EXERCISE BRIEF – In your copy, include every line of the listing below exactly but none of the pictures.

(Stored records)
● ● ● ● ● ● ●

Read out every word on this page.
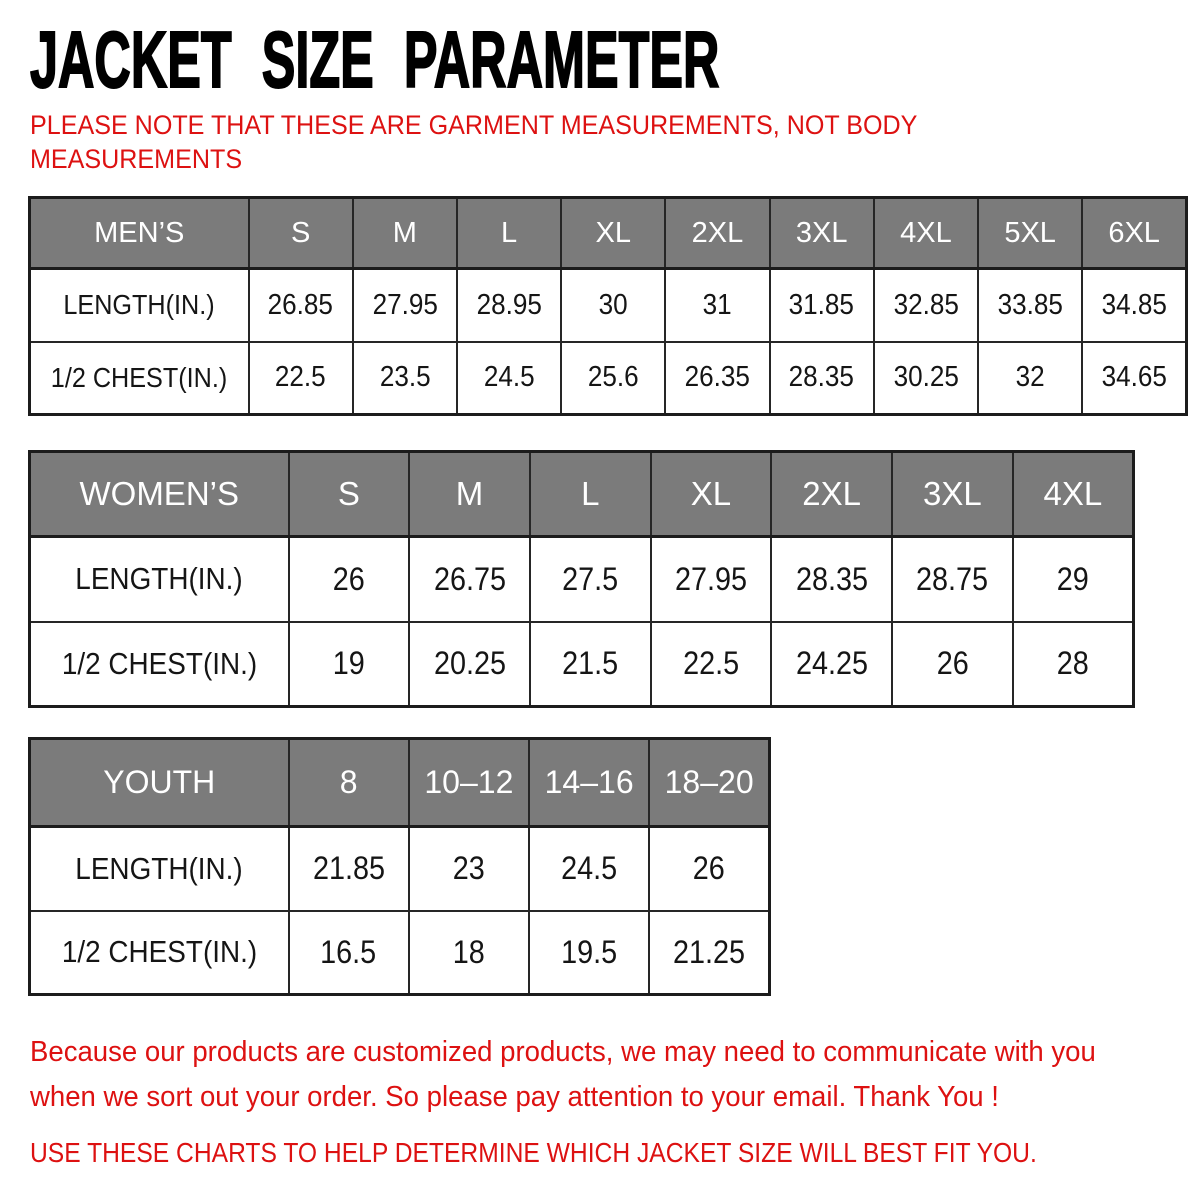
JACKET SIZE PARAMETER
PLEASE NOTE THAT THESE ARE GARMENT MEASUREMENTS, NOT BODY
MEASUREMENTS
MEN’S	S	M	L	XL	2XL	3XL	4XL	5XL	6XL
LENGTH(IN.)	26.85	27.95	28.95	30	31	31.85	32.85	33.85	34.85
1/2 CHEST(IN.)	22.5	23.5	24.5	25.6	26.35	28.35	30.25	32	34.65
WOMEN’S	S	M	L	XL	2XL	3XL	4XL
LENGTH(IN.)	26	26.75	27.5	27.95	28.35	28.75	29
1/2 CHEST(IN.)	19	20.25	21.5	22.5	24.25	26	28
YOUTH	8	10–12	14–16	18–20
LENGTH(IN.)	21.85	23	24.5	26
1/2 CHEST(IN.)	16.5	18	19.5	21.25
Because our products are customized products, we may need to communicate with you
when we sort out your order. So please pay attention to your email. Thank You !
USE THESE CHARTS TO HELP DETERMINE WHICH JACKET SIZE WILL BEST FIT YOU.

● ● ● ● ● ● ●

SOLUTION –
Read out every word on this page.
JACKET SIZE PARAMETER
PLEASE NOTE THAT THESE ARE GARMENT MEASUREMENTS, NOT BODY
MEASUREMENTS
MEN’S	S	M	L	XL	2XL	3XL	4XL	5XL	6XL
LENGTH(IN.)	26.85	27.95	28.95	30	31	31.85	32.85	33.85	34.85
1/2 CHEST(IN.)	22.5	23.5	24.5	25.6	26.35	28.35	30.25	32	34.65
WOMEN’S	S	M	L	XL	2XL	3XL	4XL
LENGTH(IN.)	26	26.75	27.5	27.95	28.35	28.75	29
1/2 CHEST(IN.)	19	20.25	21.5	22.5	24.25	26	28
YOUTH	8	10–12	14–16	18–20
LENGTH(IN.)	21.85	23	24.5	26
1/2 CHEST(IN.)	16.5	18	19.5	21.25
Because our products are customized products, we may need to communicate with you
when we sort out your order. So please pay attention to your email. Thank You !
USE THESE CHARTS TO HELP DETERMINE WHICH JACKET SIZE WILL BEST FIT YOU.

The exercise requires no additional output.